What you are asked to do:
Go on with the forum thread on StoredMaps versus cursors from the point where it stops.

Quoted passage:
7 Replies Latest reply: Jun 19, 2014 6:33 AM by kiwiclive RSS

    StoredMaps vs Cursors

    kiwiclive

      Hi Guys,

       

      I've been working with the CollectionsAPI which provides a very nice interface with Java. However, we are running into size issues.

       

      Am I right in thinking that when you create a StoredMap for reading from a database, that the *whole* database is read into the map, and it is not lazily loaded as needed ?

      If this is the case, the access time will be slower as the database grows. I have not been able to find a way to enable lazy-loading, or to be able to limit the amount of data loaded into the map at one time. Am I also right in thinking the iterator interface is for iterating through the map once it is loaded, not as a kind of cursor into the underlying DB to load up as many records as you need into the map (my original understanding)?

       

      If the above is true, then it may necessary to drop back to the baseAPI and use cursors. So if I ask the cursor to fetch the first 100 records from a 10M record database, is this 100 i/o operations as items get loaded into the cache or (as the keys are sorted), is there some way of doing this in a block.

       

      Once again, apologies for the dumb questions but I'm a little unclear on these areas.

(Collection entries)
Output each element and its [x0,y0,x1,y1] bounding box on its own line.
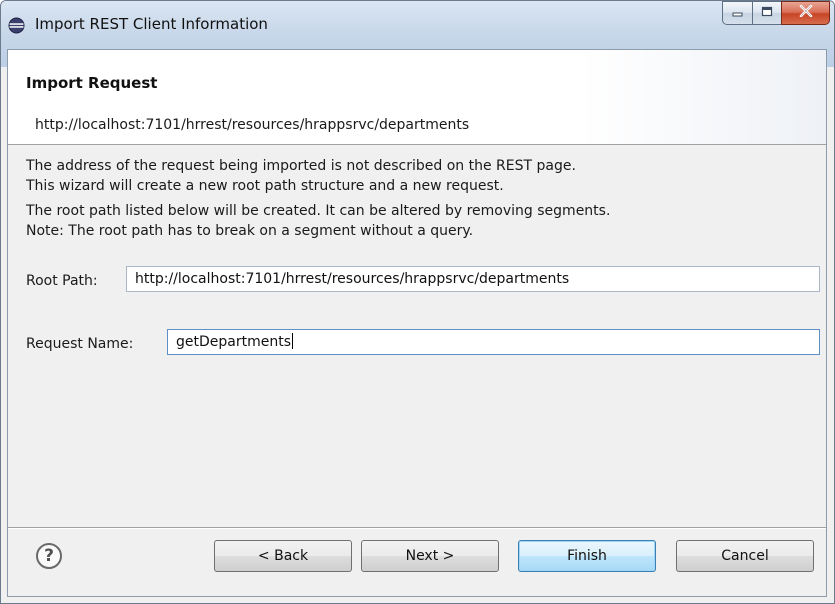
caption-buttons [722,1,830,25]
help-button[interactable]: ? [36,543,62,569]
close-button[interactable] [781,1,830,25]
wizard-body: The address of the request being importe… [8,145,826,550]
root-path-value: http://localhost:7101/hrrest/resources/h… [135,271,570,287]
minimize-icon [732,5,744,21]
info-line: Note: The root path has to break on a se… [26,223,474,239]
title-bar-content: Import REST Client Information [6,5,829,45]
eclipse-icon[interactable] [8,17,25,34]
info-paragraph-2: The root path listed below will be creat… [26,201,610,241]
request-name-value: getDepartments [176,334,292,350]
finish-button[interactable]: Finish [518,540,656,572]
dialog-window: Import REST Client Information Import Re… [0,0,835,604]
dialog-client-area: Import Request http://localhost:7101/hrr… [7,49,827,597]
info-line: This wizard will create a new root path … [26,178,504,194]
finish-button-label: Finish [567,548,607,564]
info-line: The root path listed below will be creat… [26,203,611,219]
info-paragraph-1: The address of the request being importe… [26,156,576,196]
wizard-header: Import Request http://localhost:7101/hrr… [8,50,826,145]
close-icon [799,4,813,21]
root-path-input[interactable]: http://localhost:7101/hrrest/resources/h… [126,266,820,292]
page-description: http://localhost:7101/hrrest/resources/h… [35,117,470,133]
maximize-icon [761,5,773,21]
cancel-button[interactable]: Cancel [676,540,814,572]
request-name-label: Request Name: [26,336,134,352]
text-caret [292,333,294,349]
back-button[interactable]: < Back [214,540,352,572]
info-line: The address of the request being importe… [26,158,576,174]
window-title: Import REST Client Information [35,15,268,33]
minimize-button[interactable] [722,1,753,25]
maximize-button[interactable] [752,1,782,25]
help-icon: ? [44,546,54,566]
root-path-label: Root Path: [26,273,98,289]
back-button-label: < Back [257,548,309,564]
next-button-label: Next > [405,548,455,564]
page-title: Import Request [26,74,158,92]
cancel-button-label: Cancel [721,548,769,564]
footer-separator [8,527,826,529]
next-button[interactable]: Next > [361,540,499,572]
request-name-input[interactable]: getDepartments [167,329,820,355]
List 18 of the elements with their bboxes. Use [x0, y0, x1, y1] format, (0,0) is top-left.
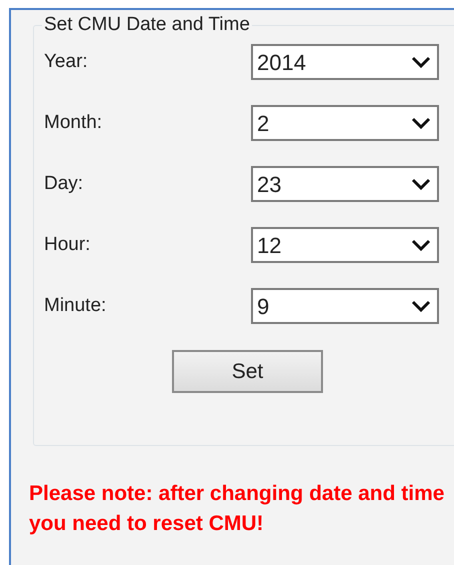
field-label: Minute: — [44, 294, 108, 318]
field-label: Month: — [44, 110, 104, 135]
field-label: Day: — [44, 172, 84, 196]
group-title: Set CMU Date and Time — [43, 14, 251, 36]
chevron-down-icon — [411, 300, 431, 312]
chevron-down-icon — [411, 117, 431, 129]
chevron-down-icon — [411, 178, 431, 190]
chevron-down-icon — [411, 239, 431, 251]
dropdown[interactable]: 9 — [251, 288, 439, 324]
dropdown[interactable]: 12 — [251, 227, 439, 263]
field-label: Hour: — [44, 232, 92, 257]
chevron-down-icon — [411, 56, 431, 68]
set-button[interactable]: Set — [172, 350, 323, 393]
field-label: Year: — [44, 50, 89, 74]
warning-note: Please note: after changing date and time you need to reset CMU! — [29, 481, 446, 537]
dropdown[interactable]: 2 — [251, 105, 439, 141]
dropdown[interactable]: 2014 — [251, 44, 439, 80]
dropdown[interactable]: 23 — [251, 166, 439, 202]
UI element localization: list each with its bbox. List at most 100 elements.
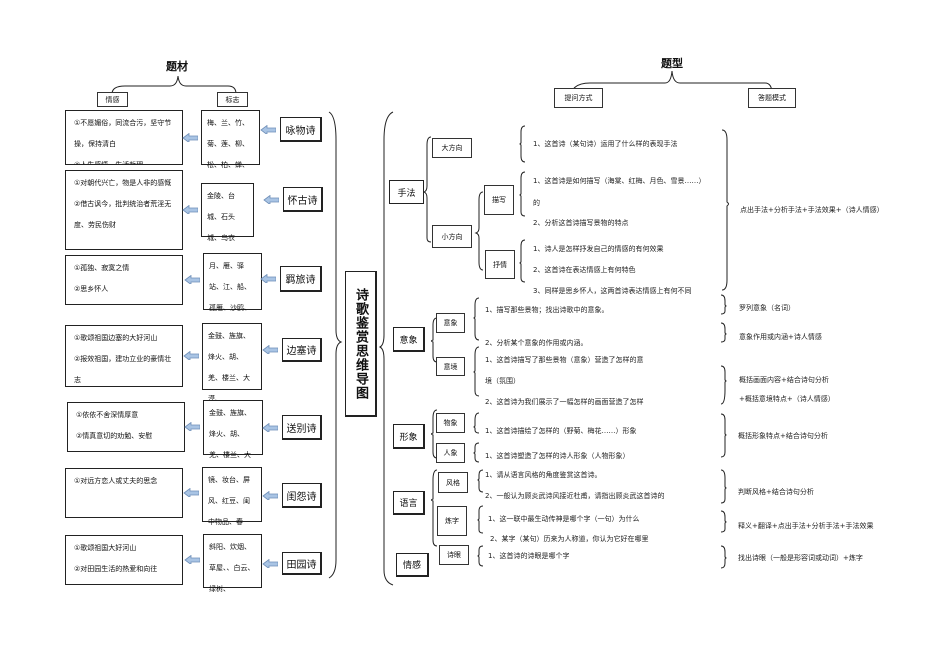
header-image: 标志 (217, 92, 248, 107)
node-language: 语言 (393, 491, 425, 515)
answer-text: 意象作用或内涵+诗人情感 (739, 333, 822, 341)
center-title: 诗歌鉴赏思维导图 (345, 271, 377, 417)
category-3: 羁旅诗 (280, 266, 322, 292)
emotion-text: ①不愿媚俗，同流合污，坚守节操，保持清白 (74, 119, 172, 148)
node-word-refining: 炼字 (437, 506, 467, 536)
left-title: 题材 (166, 60, 188, 73)
image-text: 梅、兰、竹、菊、莲、柳、松、柏、蝉、 (207, 119, 249, 169)
question-text: 境（氛围） (485, 377, 520, 385)
emotion-text: ②对田园生活的热爱和向往 (74, 565, 158, 573)
node-big-direction: 大方向 (432, 138, 472, 158)
category-7: 田园诗 (282, 552, 322, 575)
image-box: 月、雁、驿站、江、船、孤雁、沙鸥、蟋蟀、 (203, 253, 262, 333)
answer-text: 点出手法+分析手法+手法效果+（诗人情感） (740, 206, 884, 214)
node-object-image: 物象 (436, 413, 465, 433)
mind-map-page: 题材 情感 标志 ①不愿媚俗，同流合污，坚守节操，保持清白 ②人生感悟，生活哲理 梅… (0, 0, 945, 668)
category-2: 怀古诗 (283, 187, 323, 212)
question-text: 1、这首诗描绘了怎样的（野菊、梅花……）形象 (485, 427, 637, 435)
emotion-text: ②思乡怀人 (74, 285, 109, 293)
arrow-left-icon (184, 422, 200, 431)
node-person-image: 人象 (436, 443, 465, 463)
arrow-left-icon (183, 488, 199, 497)
node-lyric: 抒情 (485, 250, 515, 279)
question-text: 1、这首诗的诗眼是哪个字 (488, 552, 570, 560)
arrow-left-icon (263, 194, 279, 204)
header-question: 提问方式 (554, 88, 603, 108)
emotion-box: ①对远方恋人或丈夫的思念 (65, 468, 183, 518)
category-5: 送别诗 (282, 415, 322, 440)
answer-text: +概括意境特点+（诗人情感） (739, 395, 835, 403)
answer-text: 找出诗眼（一般是形容词或动词）+炼字 (738, 554, 863, 562)
answer-text: 概括画面内容+结合诗句分析 (739, 376, 829, 384)
node-describe: 描写 (484, 185, 514, 215)
question-text: 2、这首诗为我们展示了一幅怎样的画面营造了怎样 (485, 398, 644, 406)
emotion-box: ①对朝代兴亡，物是人非的感慨 ②借古讽今，批判统治者荒淫无度、劳民伤财 (65, 170, 183, 250)
emotion-text: ②借古讽今，批判统治者荒淫无度、劳民伤财 (74, 200, 172, 229)
question-text: 1、诗人是怎样抒发自己的情感的有何效果 (533, 245, 664, 253)
image-box: 金鼓、旌旗、烽火、胡、羌、楼兰、大漠、 (203, 400, 263, 480)
emotion-text: ①依依不舍深情厚意 (76, 411, 139, 419)
node-imagery: 意象 (393, 327, 425, 352)
arrow-left-icon (183, 351, 199, 360)
emotion-box: ①歌颂祖国大好河山 ②对田园生活的热爱和向往 (65, 535, 183, 585)
emotion-text: ①歌颂祖国边塞的大好河山 (74, 334, 158, 342)
emotion-text: ①对朝代兴亡，物是人非的感慨 (74, 179, 172, 187)
question-text: 2、分析这首诗描写景物的特点 (533, 219, 629, 227)
header-answer: 答题模式 (748, 88, 796, 108)
question-text: 1、这首诗塑造了怎样的诗人形象（人物形象） (485, 452, 630, 460)
node-figure: 形象 (393, 424, 425, 449)
arrow-left-icon (262, 422, 278, 432)
question-text: 1、这首诗是如何描写（海棠、红梅、月色、雪景……） (533, 177, 706, 185)
node-poem-eye: 诗眼 (439, 545, 469, 565)
category-6: 闺怨诗 (282, 483, 322, 508)
category-4: 边塞诗 (282, 338, 322, 362)
emotion-text: ①歌颂祖国大好河山 (74, 544, 137, 552)
header-emotion: 情感 (97, 92, 128, 107)
node-mood: 意境 (436, 357, 465, 376)
question-text: 的 (533, 199, 540, 207)
answer-text: 释义+翻译+点出手法+分析手法+手法效果 (738, 522, 874, 530)
node-imagery-sub: 意象 (436, 313, 465, 333)
emotion-box: ①依依不舍深情厚意 ②情真意切的劝勉、安慰 (67, 402, 185, 452)
question-text: 2、一般认为顾炎武诗风接近杜甫，请指出顾炎武这首诗的 (485, 492, 665, 500)
node-techniques: 手法 (389, 180, 424, 204)
question-text: 2、某字（某句）历来为人称道，你认为它好在哪里 (490, 535, 649, 543)
image-box: 梅、兰、竹、菊、莲、柳、松、柏、蝉、 (201, 110, 260, 169)
arrow-left-icon (260, 274, 276, 283)
image-box: 斜阳、炊烟、草屋、、白云、绿树、 (203, 534, 262, 593)
question-text: 2、分析某个意象的作用或内涵。 (485, 339, 588, 347)
image-box: 镜、妆台、屏风、红豆、闺中物品、春 (202, 467, 262, 526)
emotion-text: ②情真意切的劝勉、安慰 (76, 432, 153, 440)
emotion-box: ①孤独、寂寞之情 ②思乡怀人 (65, 255, 183, 305)
question-text: 1、这首诗描写了那些景物（意象）营造了怎样的意 (485, 356, 644, 364)
question-text: 1、这首诗（某句诗）运用了什么样的表现手法 (533, 140, 678, 148)
image-text: 金鼓、旌旗、烽火、胡、羌、楼兰、大漠、 (208, 332, 250, 403)
arrow-left-icon (182, 205, 198, 214)
question-text: 1、描写那些景物；找出诗歌中的意象。 (485, 306, 609, 314)
emotion-text: ②人生感悟，生活哲理 (74, 161, 144, 165)
node-style: 风格 (438, 472, 468, 493)
image-box: 金陵、台城、石头城、乌衣巷、赤壁、乌 (201, 183, 254, 284)
question-text: 2、这首诗在表达情感上有何特色 (533, 266, 636, 274)
emotion-box: ①不愿媚俗，同流合污，坚守节操，保持清白 ②人生感悟，生活哲理 (65, 110, 183, 165)
answer-text: 概括形象特点+结合诗句分析 (738, 432, 828, 440)
arrow-left-icon (184, 275, 200, 284)
image-box: 金鼓、旌旗、烽火、胡、羌、楼兰、大漠、 (202, 323, 262, 403)
category-1: 咏物诗 (280, 117, 322, 142)
question-text: 1、这一联中最生动传神是哪个字（一句）为什么 (488, 515, 640, 523)
emotion-box: ①歌颂祖国边塞的大好河山 ②报效祖国，建功立业的豪情壮志 (65, 325, 183, 387)
arrow-left-icon (260, 124, 276, 134)
question-text: 1、请从语言风格的角度鉴赏这首诗。 (485, 471, 602, 479)
emotion-text: ①孤独、寂寞之情 (74, 264, 130, 272)
answer-text: 判断风格+结合诗句分析 (738, 488, 814, 496)
arrow-left-icon (184, 555, 200, 564)
image-text: 斜阳、炊烟、草屋、、白云、绿树、 (209, 543, 255, 593)
arrow-left-icon (262, 490, 278, 500)
question-text: 3、同样是思乡怀人，这两首诗表达情感上有何不同 (533, 287, 692, 295)
emotion-text: ①对远方恋人或丈夫的思念 (74, 477, 158, 485)
node-emotion: 情感 (396, 553, 429, 577)
arrow-left-icon (262, 558, 278, 568)
image-text: 镜、妆台、屏风、红豆、闺中物品、春 (208, 476, 250, 526)
node-small-direction: 小方向 (432, 225, 472, 248)
answer-text: 罗列意象（名词） (739, 304, 795, 312)
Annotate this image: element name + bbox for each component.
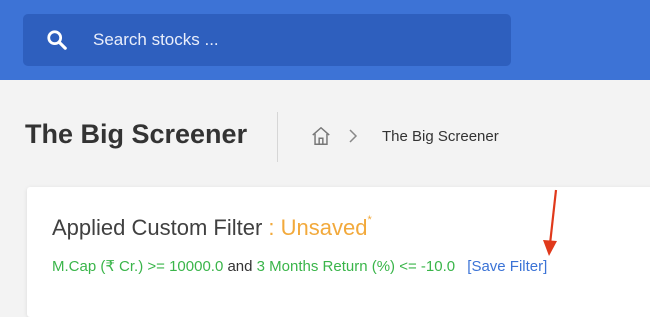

Reply to the exercise:
       

      Thanks,
      Clive

        • 1. Re: StoredMaps vs Cursors
          Greybird-Oracle

          Clive,


          A StoredMap does not store anything in memory.  Each operation retrieves the record from the underlying Database.


          If you get an Iterator from the map, the iterator object does cache a number of records.  See StoredCollection.iterator and storedIterator for more information.


          --mark

          • 2. Re: StoredMaps vs Cursors
            kiwiclive

            Hi Mark,

             

            Thanks for the response. What I was really aiming at was getting data from the DB into memory. So I presume this is the cache as opposed to the StoredMap objects themselves.

             

            My issue is that the StoredMap constructor seems to load the whole database (table) into memory and then I can use an iterator to step through the results. If I have 3 million records in a database, I don't necessarily want to load them all initially, as many are not relevant and for very large databases, the delay during the load is too long. Unfortunately, it does not seem possible to create an 'empty' StoredMap and then call an iterator to load a subset of the data into the cache.

             

            I've managed to achieve what I need using cursors although this meant falling base to the baseAPI, so all is good.

             

            I hope I'm making sense !

             

            Clive

            • 3. Re: StoredMaps vs Cursors
              Greybird-Oracle

              Clive,

               

              The StoredMap constructor absolutely does not read any records, it does not load data into memory.  There is no difference between using a StoredMap and the lower level Database API directly, in this respect.

               

              So there must be something else about your program that is different when you switched to using the Database API directly, or perhaps you're misinterpreting something you're seeing.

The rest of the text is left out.